> **Directions**
Keep only those lines of the records that include the string "June".

> **Data provided**
══════════════════════════════
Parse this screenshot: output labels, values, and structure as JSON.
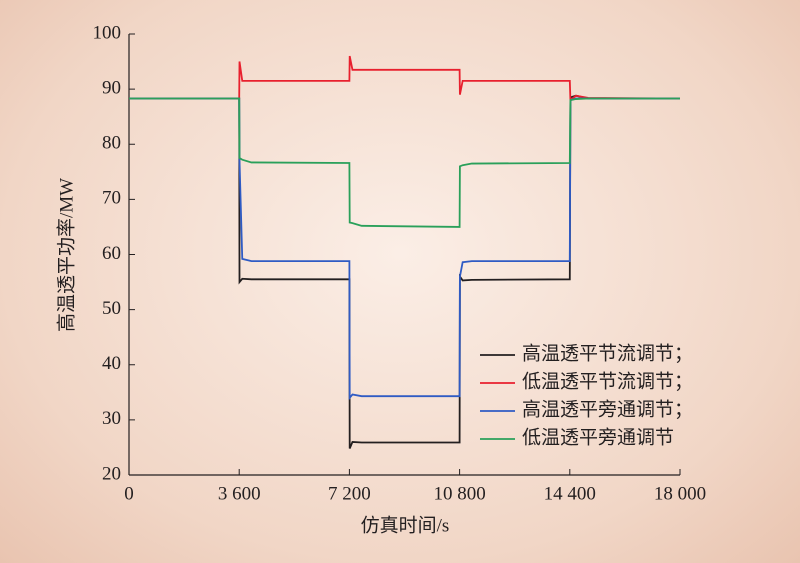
{
  "chart_data": {
    "type": "line",
    "xlabel": "仿真时间/s",
    "ylabel": "高温透平功率/MW",
    "x": [
      0,
      3600,
      3610,
      3700,
      4000,
      7200,
      7210,
      7300,
      7600,
      10800,
      10810,
      10900,
      11200,
      14400,
      14420,
      14600,
      15000,
      18000
    ],
    "series": [
      {
        "name": "高温透平节流调节；",
        "color": "#231f20",
        "values": [
          88.3,
          88.3,
          55,
          55.6,
          55.5,
          55.5,
          24.8,
          26,
          25.9,
          25.9,
          56,
          55.3,
          55.4,
          55.5,
          88.5,
          88.8,
          88.3,
          88.3
        ]
      },
      {
        "name": "低温透平节流调节；",
        "color": "#e8202e",
        "values": [
          88.3,
          88.3,
          95,
          91.5,
          91.5,
          91.5,
          96,
          93.5,
          93.5,
          93.5,
          89,
          91.5,
          91.5,
          91.5,
          88,
          88.8,
          88.4,
          88.3
        ]
      },
      {
        "name": "高温透平旁通调节；",
        "color": "#2f5bc4",
        "values": [
          88.3,
          88.3,
          77,
          59.2,
          58.8,
          58.8,
          34,
          34.6,
          34.3,
          34.3,
          56,
          58.6,
          58.8,
          58.8,
          88,
          88.3,
          88.3,
          88.3
        ]
      },
      {
        "name": "低温透平旁通调节",
        "color": "#2aa05a",
        "values": [
          88.3,
          88.3,
          77.5,
          77.2,
          76.7,
          76.6,
          65.8,
          65.7,
          65.2,
          65,
          76,
          76.2,
          76.5,
          76.6,
          88,
          88.2,
          88.3,
          88.3
        ]
      }
    ],
    "xlim": [
      0,
      18000
    ],
    "xticks": [
      0,
      {
        "value": 3600,
        "label": "3 600"
      },
      {
        "value": 7200,
        "label": "7 200"
      },
      {
        "value": 10800,
        "label": "10 800"
      },
      {
        "value": 14400,
        "label": "14 400"
      },
      {
        "value": 18000,
        "label": "18 000"
      }
    ],
    "ylim": [
      20,
      100
    ],
    "yticks": [
      20,
      30,
      40,
      50,
      60,
      70,
      80,
      90,
      100
    ],
    "grid": false,
    "legend": "lower right"
  }
}
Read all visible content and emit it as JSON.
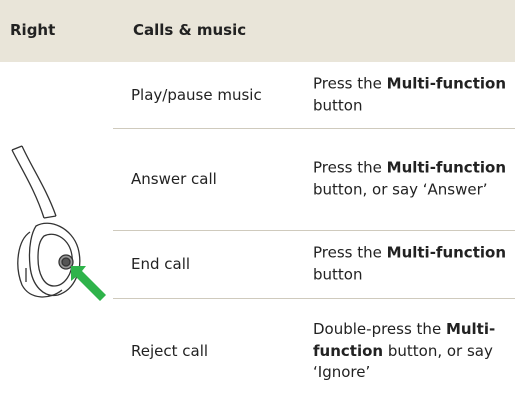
{
  "table": {
    "headers": [
      "Right",
      "Calls & music"
    ],
    "rows": [
      {
        "action": "Play/pause music",
        "description": [
          {
            "text": "Press the ",
            "bold": false
          },
          {
            "text": "Multi-function",
            "bold": true
          },
          {
            "text": " button",
            "bold": false
          }
        ]
      },
      {
        "action": "Answer call",
        "description": [
          {
            "text": "Press the ",
            "bold": false
          },
          {
            "text": "Multi-function",
            "bold": true
          },
          {
            "text": " button, or say ‘Answer’",
            "bold": false
          }
        ]
      },
      {
        "action": "End call",
        "description": [
          {
            "text": "Press the ",
            "bold": false
          },
          {
            "text": "Multi-function",
            "bold": true
          },
          {
            "text": " button",
            "bold": false
          }
        ]
      },
      {
        "action": "Reject call",
        "description": [
          {
            "text": "Double-press the ",
            "bold": false
          },
          {
            "text": "Multi-function",
            "bold": true
          },
          {
            "text": " button, or say ‘Ignore’",
            "bold": false
          }
        ]
      }
    ]
  }
}
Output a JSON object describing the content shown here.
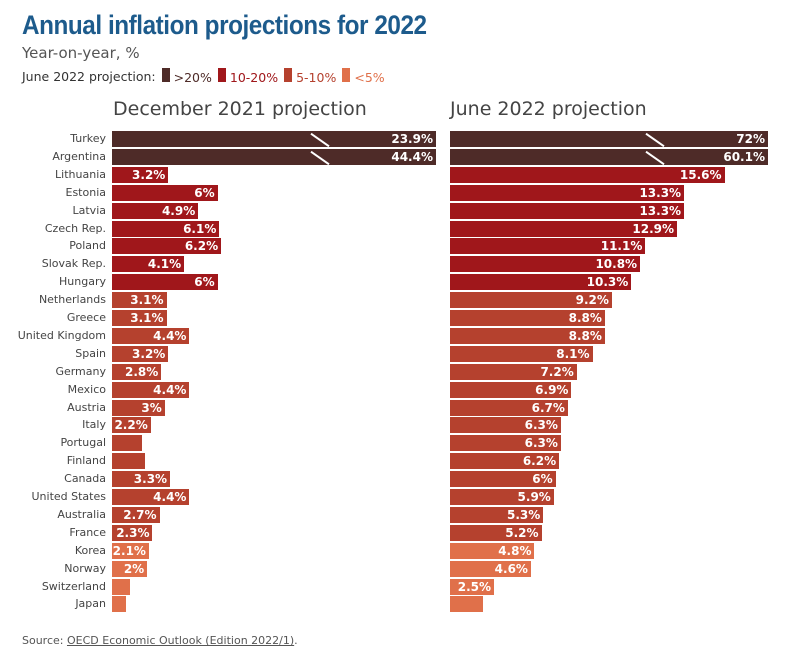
{
  "title": "Annual inflation projections for 2022",
  "subtitle": "Year-on-year, %",
  "legend": {
    "label": "June 2022 projection:",
    "items": [
      {
        "name": ">20%",
        "color": "#4e2b28"
      },
      {
        "name": "10-20%",
        "color": "#a0171b"
      },
      {
        "name": "5-10%",
        "color": "#b5412e"
      },
      {
        "name": "<5%",
        "color": "#e0704a"
      }
    ]
  },
  "source": {
    "prefix": "Source: ",
    "link": "OECD Economic Outlook (Edition 2022/1)",
    "suffix": "."
  },
  "chart_data": {
    "type": "bar",
    "orientation": "horizontal",
    "categories": [
      "Turkey",
      "Argentina",
      "Lithuania",
      "Estonia",
      "Latvia",
      "Czech Rep.",
      "Poland",
      "Slovak Rep.",
      "Hungary",
      "Netherlands",
      "Greece",
      "United Kingdom",
      "Spain",
      "Germany",
      "Mexico",
      "Austria",
      "Italy",
      "Portugal",
      "Finland",
      "Canada",
      "United States",
      "Australia",
      "France",
      "Korea",
      "Norway",
      "Switzerland",
      "Japan"
    ],
    "series": [
      {
        "name": "December 2021 projection",
        "values": [
          23.9,
          44.4,
          3.2,
          6,
          4.9,
          6.1,
          6.2,
          4.1,
          6,
          3.1,
          3.1,
          4.4,
          3.2,
          2.8,
          4.4,
          3,
          2.2,
          1.7,
          1.9,
          3.3,
          4.4,
          2.7,
          2.3,
          2.1,
          2,
          1.0,
          0.8
        ],
        "labels": [
          "23.9%",
          "44.4%",
          "3.2%",
          "6%",
          "4.9%",
          "6.1%",
          "6.2%",
          "4.1%",
          "6%",
          "3.1%",
          "3.1%",
          "4.4%",
          "3.2%",
          "2.8%",
          "4.4%",
          "3%",
          "2.2%",
          "",
          "",
          "3.3%",
          "4.4%",
          "2.7%",
          "2.3%",
          "2.1%",
          "2%",
          "",
          ""
        ]
      },
      {
        "name": "June 2022 projection",
        "values": [
          72,
          60.1,
          15.6,
          13.3,
          13.3,
          12.9,
          11.1,
          10.8,
          10.3,
          9.2,
          8.8,
          8.8,
          8.1,
          7.2,
          6.9,
          6.7,
          6.3,
          6.3,
          6.2,
          6,
          5.9,
          5.3,
          5.2,
          4.8,
          4.6,
          2.5,
          1.9
        ],
        "labels": [
          "72%",
          "60.1%",
          "15.6%",
          "13.3%",
          "13.3%",
          "12.9%",
          "11.1%",
          "10.8%",
          "10.3%",
          "9.2%",
          "8.8%",
          "8.8%",
          "8.1%",
          "7.2%",
          "6.9%",
          "6.7%",
          "6.3%",
          "6.3%",
          "6.2%",
          "6%",
          "5.9%",
          "5.3%",
          "5.2%",
          "4.8%",
          "4.6%",
          "2.5%",
          ""
        ]
      }
    ],
    "color_by": "June 2022 projection category",
    "axis_break_above": 18
  }
}
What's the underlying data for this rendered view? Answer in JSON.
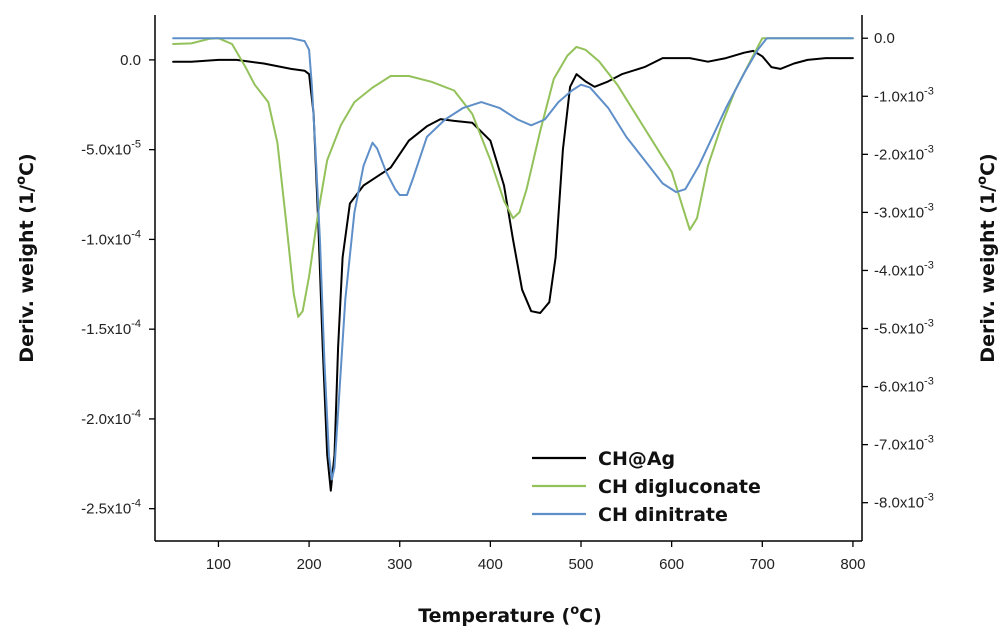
{
  "chart_data": {
    "type": "line",
    "title": "",
    "xlabel": "Temperature (",
    "xlabel_sup": "o",
    "xlabel_tail": "C)",
    "ylabel_left": "Deriv. weight (1/",
    "ylabel_left_sup": "o",
    "ylabel_left_tail": "C)",
    "ylabel_right": "Deriv. weight (1/",
    "ylabel_right_sup": "o",
    "ylabel_right_tail": "C)",
    "xlim": [
      30,
      810
    ],
    "ylim_left": [
      -0.000268,
      2.5e-05
    ],
    "ylim_right": [
      -0.00866,
      0.0004
    ],
    "x_ticks": [
      {
        "v": 100,
        "label": "100"
      },
      {
        "v": 200,
        "label": "200"
      },
      {
        "v": 300,
        "label": "300"
      },
      {
        "v": 400,
        "label": "400"
      },
      {
        "v": 500,
        "label": "500"
      },
      {
        "v": 600,
        "label": "600"
      },
      {
        "v": 700,
        "label": "700"
      },
      {
        "v": 800,
        "label": "800"
      }
    ],
    "y_left_ticks": [
      {
        "v": 0,
        "base": "0.0",
        "exp": ""
      },
      {
        "v": -5e-05,
        "base": "-5.0x10",
        "exp": "-5"
      },
      {
        "v": -0.0001,
        "base": "-1.0x10",
        "exp": "-4"
      },
      {
        "v": -0.00015,
        "base": "-1.5x10",
        "exp": "-4"
      },
      {
        "v": -0.0002,
        "base": "-2.0x10",
        "exp": "-4"
      },
      {
        "v": -0.00025,
        "base": "-2.5x10",
        "exp": "-4"
      }
    ],
    "y_right_ticks": [
      {
        "v": 0,
        "base": "0.0",
        "exp": ""
      },
      {
        "v": -0.001,
        "base": "-1.0x10",
        "exp": "-3"
      },
      {
        "v": -0.002,
        "base": "-2.0x10",
        "exp": "-3"
      },
      {
        "v": -0.003,
        "base": "-3.0x10",
        "exp": "-3"
      },
      {
        "v": -0.004,
        "base": "-4.0x10",
        "exp": "-3"
      },
      {
        "v": -0.005,
        "base": "-5.0x10",
        "exp": "-3"
      },
      {
        "v": -0.006,
        "base": "-6.0x10",
        "exp": "-3"
      },
      {
        "v": -0.007,
        "base": "-7.0x10",
        "exp": "-3"
      },
      {
        "v": -0.008,
        "base": "-8.0x10",
        "exp": "-3"
      }
    ],
    "legend_position": "bottom-right",
    "grid": false,
    "series": [
      {
        "name": "CH@Ag",
        "color": "#000000",
        "axis": "left",
        "points": [
          [
            50,
            -1e-06
          ],
          [
            70,
            -1e-06
          ],
          [
            100,
            0.0
          ],
          [
            120,
            0.0
          ],
          [
            150,
            -2e-06
          ],
          [
            180,
            -5e-06
          ],
          [
            195,
            -6e-06
          ],
          [
            200,
            -8e-06
          ],
          [
            205,
            -3e-05
          ],
          [
            210,
            -9e-05
          ],
          [
            215,
            -0.00016
          ],
          [
            220,
            -0.00022
          ],
          [
            224,
            -0.00024
          ],
          [
            228,
            -0.00022
          ],
          [
            232,
            -0.00016
          ],
          [
            237,
            -0.00011
          ],
          [
            245,
            -8e-05
          ],
          [
            260,
            -7e-05
          ],
          [
            275,
            -6.5e-05
          ],
          [
            290,
            -6e-05
          ],
          [
            310,
            -4.5e-05
          ],
          [
            330,
            -3.7e-05
          ],
          [
            345,
            -3.3e-05
          ],
          [
            360,
            -3.4e-05
          ],
          [
            380,
            -3.5e-05
          ],
          [
            400,
            -4.5e-05
          ],
          [
            415,
            -7e-05
          ],
          [
            425,
            -0.0001
          ],
          [
            435,
            -0.000128
          ],
          [
            445,
            -0.00014
          ],
          [
            455,
            -0.000141
          ],
          [
            465,
            -0.000135
          ],
          [
            472,
            -0.00011
          ],
          [
            480,
            -5e-05
          ],
          [
            488,
            -1.5e-05
          ],
          [
            495,
            -8e-06
          ],
          [
            505,
            -1.2e-05
          ],
          [
            515,
            -1.5e-05
          ],
          [
            530,
            -1.2e-05
          ],
          [
            545,
            -8e-06
          ],
          [
            570,
            -4e-06
          ],
          [
            590,
            1e-06
          ],
          [
            620,
            1e-06
          ],
          [
            640,
            -1e-06
          ],
          [
            660,
            1e-06
          ],
          [
            680,
            4e-06
          ],
          [
            690,
            5e-06
          ],
          [
            700,
            2e-06
          ],
          [
            710,
            -4e-06
          ],
          [
            720,
            -5e-06
          ],
          [
            735,
            -2e-06
          ],
          [
            750,
            0.0
          ],
          [
            770,
            1e-06
          ],
          [
            800,
            1e-06
          ]
        ]
      },
      {
        "name": "CH digluconate",
        "color": "#93c15a",
        "axis": "right",
        "points": [
          [
            50,
            -0.0001
          ],
          [
            70,
            -9e-05
          ],
          [
            90,
            -1e-05
          ],
          [
            100,
            0.0
          ],
          [
            115,
            -0.0001
          ],
          [
            130,
            -0.0005
          ],
          [
            140,
            -0.0008
          ],
          [
            155,
            -0.0011
          ],
          [
            165,
            -0.0018
          ],
          [
            175,
            -0.0032
          ],
          [
            183,
            -0.0044
          ],
          [
            188,
            -0.0048
          ],
          [
            193,
            -0.0047
          ],
          [
            200,
            -0.0041
          ],
          [
            210,
            -0.003
          ],
          [
            220,
            -0.0021
          ],
          [
            235,
            -0.0015
          ],
          [
            250,
            -0.0011
          ],
          [
            270,
            -0.00085
          ],
          [
            290,
            -0.00065
          ],
          [
            310,
            -0.00065
          ],
          [
            335,
            -0.00075
          ],
          [
            360,
            -0.0009
          ],
          [
            380,
            -0.0013
          ],
          [
            400,
            -0.0021
          ],
          [
            415,
            -0.0028
          ],
          [
            425,
            -0.0031
          ],
          [
            432,
            -0.003
          ],
          [
            440,
            -0.0026
          ],
          [
            455,
            -0.0016
          ],
          [
            470,
            -0.0007
          ],
          [
            485,
            -0.0003
          ],
          [
            495,
            -0.00015
          ],
          [
            505,
            -0.0002
          ],
          [
            520,
            -0.0004
          ],
          [
            540,
            -0.0008
          ],
          [
            560,
            -0.0013
          ],
          [
            580,
            -0.0018
          ],
          [
            600,
            -0.0023
          ],
          [
            612,
            -0.0029
          ],
          [
            620,
            -0.0033
          ],
          [
            628,
            -0.0031
          ],
          [
            640,
            -0.0022
          ],
          [
            655,
            -0.0015
          ],
          [
            670,
            -0.0009
          ],
          [
            690,
            -0.0003
          ],
          [
            700,
            0.0
          ],
          [
            720,
            0.0
          ],
          [
            800,
            0.0
          ]
        ]
      },
      {
        "name": "CH dinitrate",
        "color": "#5f8fc8",
        "axis": "right",
        "points": [
          [
            50,
            0.0
          ],
          [
            100,
            0.0
          ],
          [
            150,
            0.0
          ],
          [
            180,
            0.0
          ],
          [
            195,
            -5e-05
          ],
          [
            200,
            -0.0002
          ],
          [
            203,
            -0.0008
          ],
          [
            207,
            -0.0019
          ],
          [
            212,
            -0.0035
          ],
          [
            217,
            -0.0056
          ],
          [
            222,
            -0.0072
          ],
          [
            225,
            -0.0076
          ],
          [
            228,
            -0.0074
          ],
          [
            233,
            -0.0062
          ],
          [
            240,
            -0.0045
          ],
          [
            250,
            -0.003
          ],
          [
            260,
            -0.0022
          ],
          [
            270,
            -0.0018
          ],
          [
            275,
            -0.0019
          ],
          [
            285,
            -0.0023
          ],
          [
            295,
            -0.0026
          ],
          [
            300,
            -0.0027
          ],
          [
            308,
            -0.0027
          ],
          [
            315,
            -0.0024
          ],
          [
            330,
            -0.0017
          ],
          [
            350,
            -0.0014
          ],
          [
            370,
            -0.0012
          ],
          [
            390,
            -0.0011
          ],
          [
            410,
            -0.0012
          ],
          [
            430,
            -0.0014
          ],
          [
            445,
            -0.0015
          ],
          [
            460,
            -0.0014
          ],
          [
            475,
            -0.0011
          ],
          [
            490,
            -0.0009
          ],
          [
            500,
            -0.0008
          ],
          [
            510,
            -0.00085
          ],
          [
            530,
            -0.0012
          ],
          [
            550,
            -0.0017
          ],
          [
            570,
            -0.0021
          ],
          [
            590,
            -0.0025
          ],
          [
            605,
            -0.00265
          ],
          [
            615,
            -0.0026
          ],
          [
            630,
            -0.0022
          ],
          [
            645,
            -0.0017
          ],
          [
            660,
            -0.0012
          ],
          [
            680,
            -0.0006
          ],
          [
            695,
            -0.0002
          ],
          [
            705,
            0.0
          ],
          [
            720,
            0.0
          ],
          [
            800,
            0.0
          ]
        ]
      }
    ]
  }
}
══════════════════════════════
> **Answer in full**
    "label": "June 2022 projection:",
        "name": "June 2022 projection",
    "color_by": "June 2022 projection category",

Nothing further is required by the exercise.